▸ **Information provided**:
++++

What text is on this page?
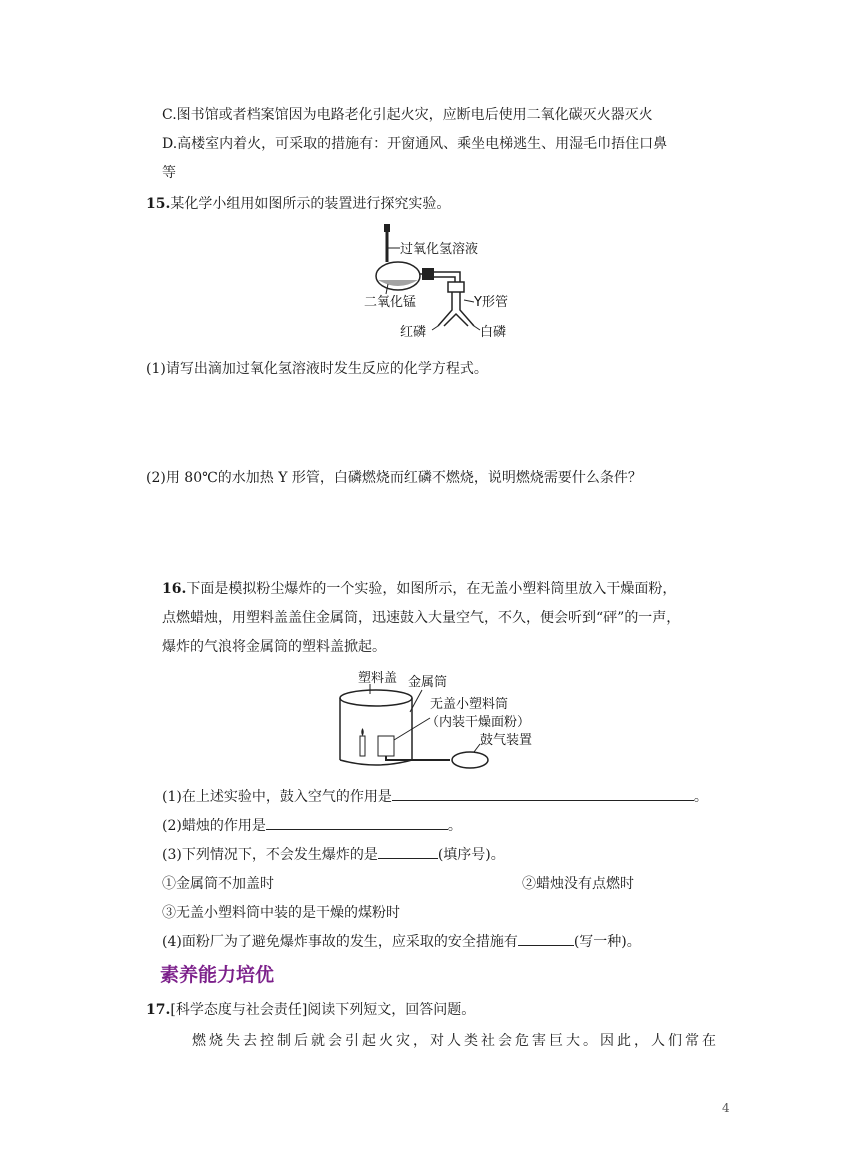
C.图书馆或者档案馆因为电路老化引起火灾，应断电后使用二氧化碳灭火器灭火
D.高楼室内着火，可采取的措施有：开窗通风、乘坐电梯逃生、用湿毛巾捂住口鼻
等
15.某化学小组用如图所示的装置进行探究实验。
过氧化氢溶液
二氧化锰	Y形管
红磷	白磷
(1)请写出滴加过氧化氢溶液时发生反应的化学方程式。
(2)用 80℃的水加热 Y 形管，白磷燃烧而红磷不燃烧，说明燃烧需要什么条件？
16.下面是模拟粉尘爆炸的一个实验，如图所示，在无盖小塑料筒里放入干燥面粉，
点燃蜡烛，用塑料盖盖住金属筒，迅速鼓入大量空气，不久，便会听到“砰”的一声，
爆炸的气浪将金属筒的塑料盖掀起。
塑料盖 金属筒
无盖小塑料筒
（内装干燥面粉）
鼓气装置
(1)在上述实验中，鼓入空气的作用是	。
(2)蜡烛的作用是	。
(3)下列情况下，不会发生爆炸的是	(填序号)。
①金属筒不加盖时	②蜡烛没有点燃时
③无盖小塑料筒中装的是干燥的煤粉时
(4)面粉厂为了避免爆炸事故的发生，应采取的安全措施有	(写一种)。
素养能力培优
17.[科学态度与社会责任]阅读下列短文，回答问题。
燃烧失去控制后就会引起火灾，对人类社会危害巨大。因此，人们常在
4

++++

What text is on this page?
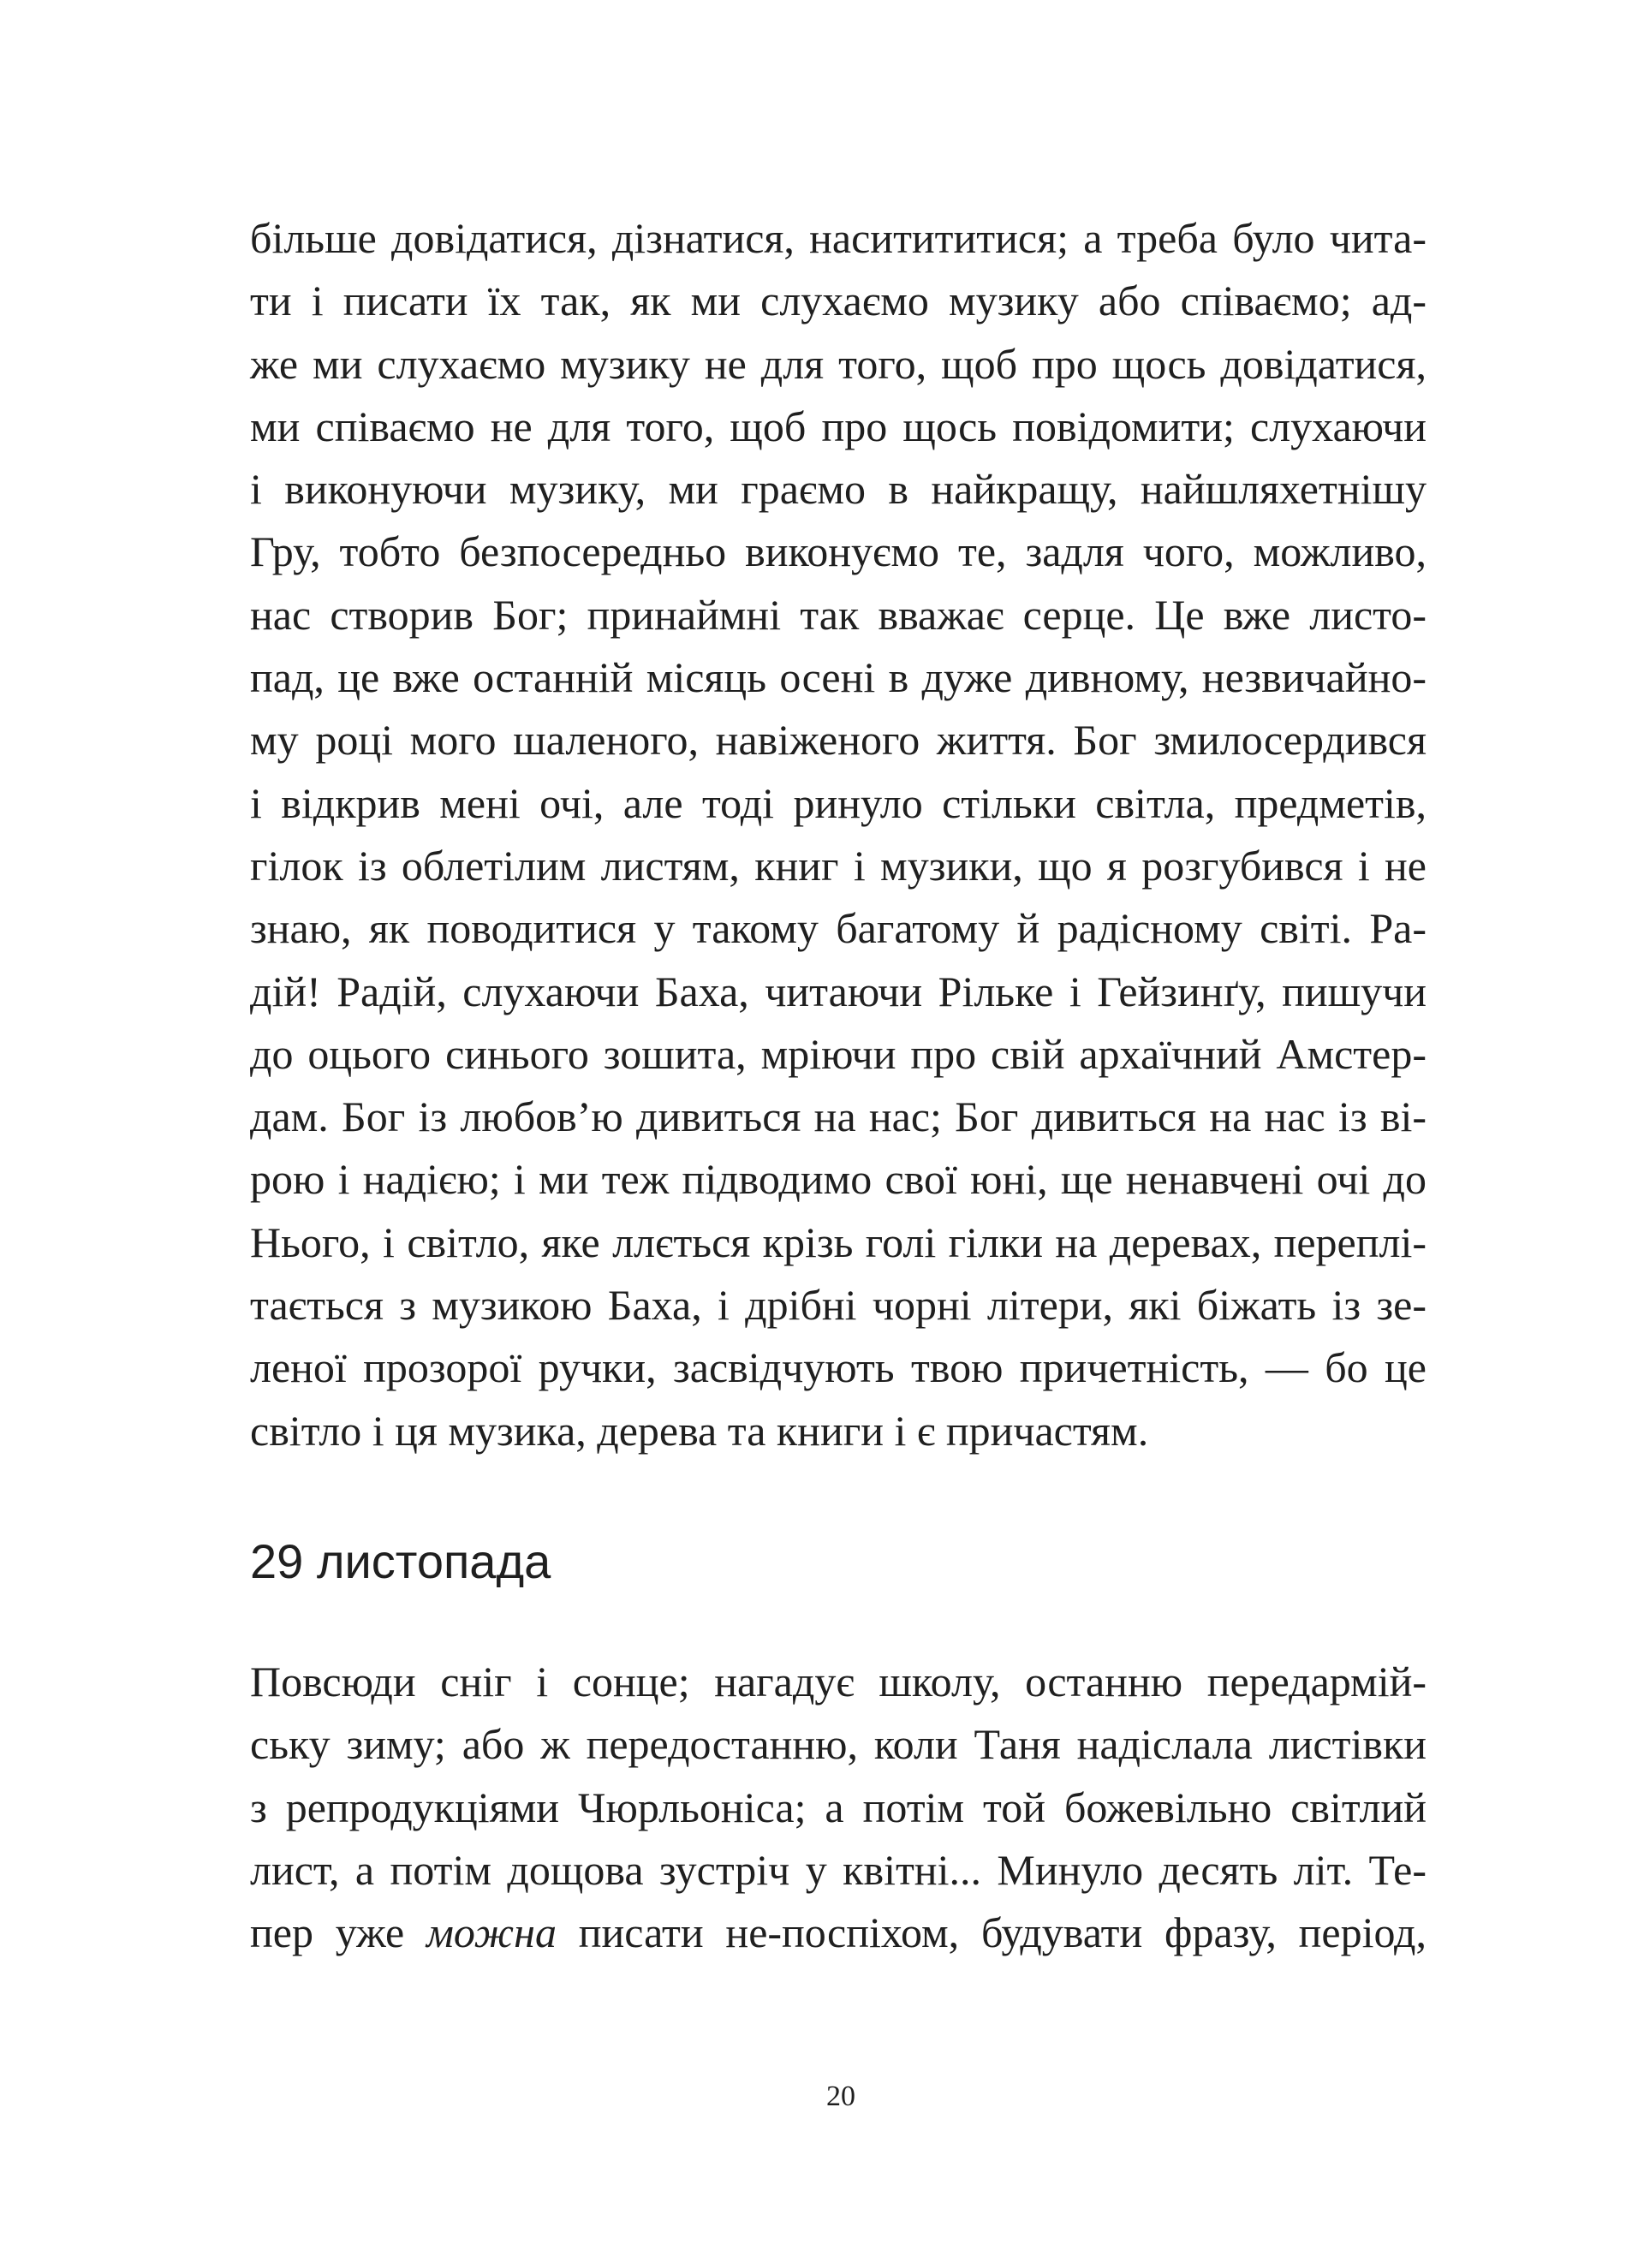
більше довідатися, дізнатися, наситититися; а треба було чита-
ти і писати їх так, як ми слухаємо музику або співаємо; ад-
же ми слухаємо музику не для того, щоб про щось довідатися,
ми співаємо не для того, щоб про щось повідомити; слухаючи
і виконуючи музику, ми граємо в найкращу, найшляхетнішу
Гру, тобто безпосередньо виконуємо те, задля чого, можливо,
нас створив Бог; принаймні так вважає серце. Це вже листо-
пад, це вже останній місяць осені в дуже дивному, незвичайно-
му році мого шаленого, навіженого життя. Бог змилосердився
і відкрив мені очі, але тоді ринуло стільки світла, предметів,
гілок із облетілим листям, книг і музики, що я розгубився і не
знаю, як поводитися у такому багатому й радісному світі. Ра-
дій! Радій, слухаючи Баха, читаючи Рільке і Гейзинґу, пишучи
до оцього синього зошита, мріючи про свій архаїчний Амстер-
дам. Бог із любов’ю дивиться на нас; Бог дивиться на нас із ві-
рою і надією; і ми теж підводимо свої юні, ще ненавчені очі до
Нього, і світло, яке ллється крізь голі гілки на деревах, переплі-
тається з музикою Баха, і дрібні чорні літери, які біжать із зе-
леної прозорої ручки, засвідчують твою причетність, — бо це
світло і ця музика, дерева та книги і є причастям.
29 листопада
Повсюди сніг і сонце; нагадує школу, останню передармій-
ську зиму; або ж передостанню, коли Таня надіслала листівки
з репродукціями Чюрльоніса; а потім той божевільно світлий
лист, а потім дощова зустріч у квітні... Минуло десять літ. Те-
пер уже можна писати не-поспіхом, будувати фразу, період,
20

++++

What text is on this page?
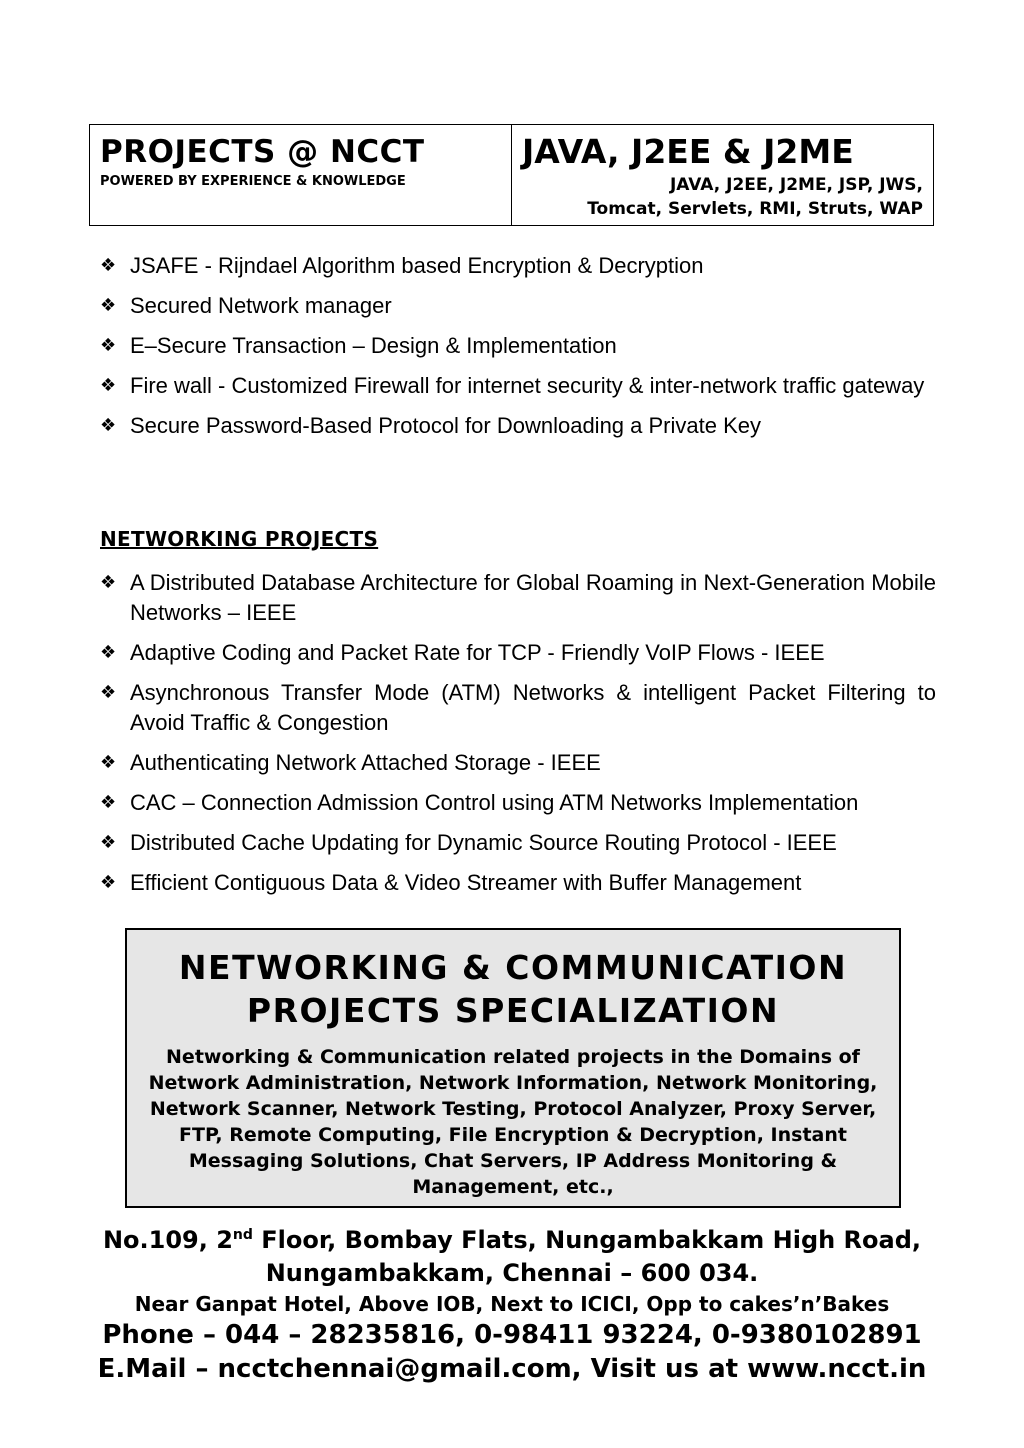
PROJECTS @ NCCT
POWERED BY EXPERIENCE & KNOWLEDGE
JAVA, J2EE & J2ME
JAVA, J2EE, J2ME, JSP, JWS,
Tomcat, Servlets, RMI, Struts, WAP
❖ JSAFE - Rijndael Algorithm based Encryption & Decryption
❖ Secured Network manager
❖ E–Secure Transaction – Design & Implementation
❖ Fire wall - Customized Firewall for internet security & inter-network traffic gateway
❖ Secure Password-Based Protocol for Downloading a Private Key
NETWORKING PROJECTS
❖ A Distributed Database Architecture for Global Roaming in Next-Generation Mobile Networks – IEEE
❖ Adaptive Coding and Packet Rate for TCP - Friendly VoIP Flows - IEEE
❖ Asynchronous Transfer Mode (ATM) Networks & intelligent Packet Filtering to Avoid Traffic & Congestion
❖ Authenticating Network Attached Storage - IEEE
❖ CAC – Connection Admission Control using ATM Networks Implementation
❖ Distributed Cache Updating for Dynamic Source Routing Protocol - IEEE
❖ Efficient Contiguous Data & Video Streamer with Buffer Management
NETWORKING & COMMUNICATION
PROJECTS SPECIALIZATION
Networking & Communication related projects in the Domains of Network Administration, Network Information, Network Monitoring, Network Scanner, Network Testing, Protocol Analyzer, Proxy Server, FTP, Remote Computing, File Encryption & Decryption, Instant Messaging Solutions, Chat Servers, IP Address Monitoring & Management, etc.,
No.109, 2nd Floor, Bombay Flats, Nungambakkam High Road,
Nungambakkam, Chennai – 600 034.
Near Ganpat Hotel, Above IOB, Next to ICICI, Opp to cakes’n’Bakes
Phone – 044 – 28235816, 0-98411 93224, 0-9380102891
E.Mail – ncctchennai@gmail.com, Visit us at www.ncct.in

++++

▸ **Stated problem**: Pick out lines containing the word "музику", each one as written.

▸ **Solution to this task**:
ти і писати їх так, як ми слухаємо музику або співаємо; ад-
же ми слухаємо музику не для того, щоб про щось довідатися,
і виконуючи музику, ми граємо в найкращу, найшляхетнішу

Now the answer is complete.